### Written problem
Please report every line from the material that contains the word "keep".

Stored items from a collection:
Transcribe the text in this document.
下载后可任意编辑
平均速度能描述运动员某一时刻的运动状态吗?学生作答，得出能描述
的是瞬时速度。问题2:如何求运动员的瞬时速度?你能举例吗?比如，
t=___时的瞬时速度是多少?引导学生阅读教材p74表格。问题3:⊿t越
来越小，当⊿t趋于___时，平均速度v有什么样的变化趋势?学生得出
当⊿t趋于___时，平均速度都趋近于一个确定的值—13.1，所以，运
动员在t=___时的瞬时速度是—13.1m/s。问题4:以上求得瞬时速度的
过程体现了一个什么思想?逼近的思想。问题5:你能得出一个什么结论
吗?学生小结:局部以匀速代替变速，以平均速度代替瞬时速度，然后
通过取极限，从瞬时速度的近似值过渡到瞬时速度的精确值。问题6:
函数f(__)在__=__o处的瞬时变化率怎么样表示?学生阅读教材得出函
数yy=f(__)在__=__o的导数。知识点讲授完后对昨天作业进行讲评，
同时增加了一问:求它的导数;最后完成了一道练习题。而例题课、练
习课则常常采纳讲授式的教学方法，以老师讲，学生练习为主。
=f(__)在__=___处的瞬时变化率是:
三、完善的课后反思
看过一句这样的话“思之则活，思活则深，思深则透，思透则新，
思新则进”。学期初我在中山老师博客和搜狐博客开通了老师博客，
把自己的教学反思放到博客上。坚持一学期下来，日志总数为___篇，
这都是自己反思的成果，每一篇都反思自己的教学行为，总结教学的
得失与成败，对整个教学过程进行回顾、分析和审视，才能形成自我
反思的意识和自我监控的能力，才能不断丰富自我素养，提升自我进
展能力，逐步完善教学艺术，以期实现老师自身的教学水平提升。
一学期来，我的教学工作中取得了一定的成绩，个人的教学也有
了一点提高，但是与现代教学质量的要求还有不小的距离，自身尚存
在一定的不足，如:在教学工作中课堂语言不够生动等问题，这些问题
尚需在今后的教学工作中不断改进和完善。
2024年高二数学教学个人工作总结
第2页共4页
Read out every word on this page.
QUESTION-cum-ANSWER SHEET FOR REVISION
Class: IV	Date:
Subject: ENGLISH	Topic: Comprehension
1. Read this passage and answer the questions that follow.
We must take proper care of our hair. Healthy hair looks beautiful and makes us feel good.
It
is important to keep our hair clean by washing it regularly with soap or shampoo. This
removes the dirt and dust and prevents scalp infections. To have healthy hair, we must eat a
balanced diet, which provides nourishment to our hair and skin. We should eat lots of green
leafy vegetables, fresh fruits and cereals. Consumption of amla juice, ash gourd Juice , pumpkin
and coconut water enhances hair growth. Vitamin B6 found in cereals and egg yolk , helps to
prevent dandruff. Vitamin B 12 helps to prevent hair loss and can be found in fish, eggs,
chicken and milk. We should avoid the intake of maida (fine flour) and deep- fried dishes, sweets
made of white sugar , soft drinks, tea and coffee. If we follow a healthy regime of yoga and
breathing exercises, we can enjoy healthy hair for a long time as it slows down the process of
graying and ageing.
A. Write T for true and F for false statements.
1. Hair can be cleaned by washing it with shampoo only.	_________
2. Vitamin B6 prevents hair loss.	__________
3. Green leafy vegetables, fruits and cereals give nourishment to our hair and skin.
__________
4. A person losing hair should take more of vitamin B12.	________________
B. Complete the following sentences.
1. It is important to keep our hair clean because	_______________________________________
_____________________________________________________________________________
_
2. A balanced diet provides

### Result of this task
is important to keep our hair clean by washing it regularly with soap or shampoo. This
1. It is important to keep our hair clean because	_______________________________________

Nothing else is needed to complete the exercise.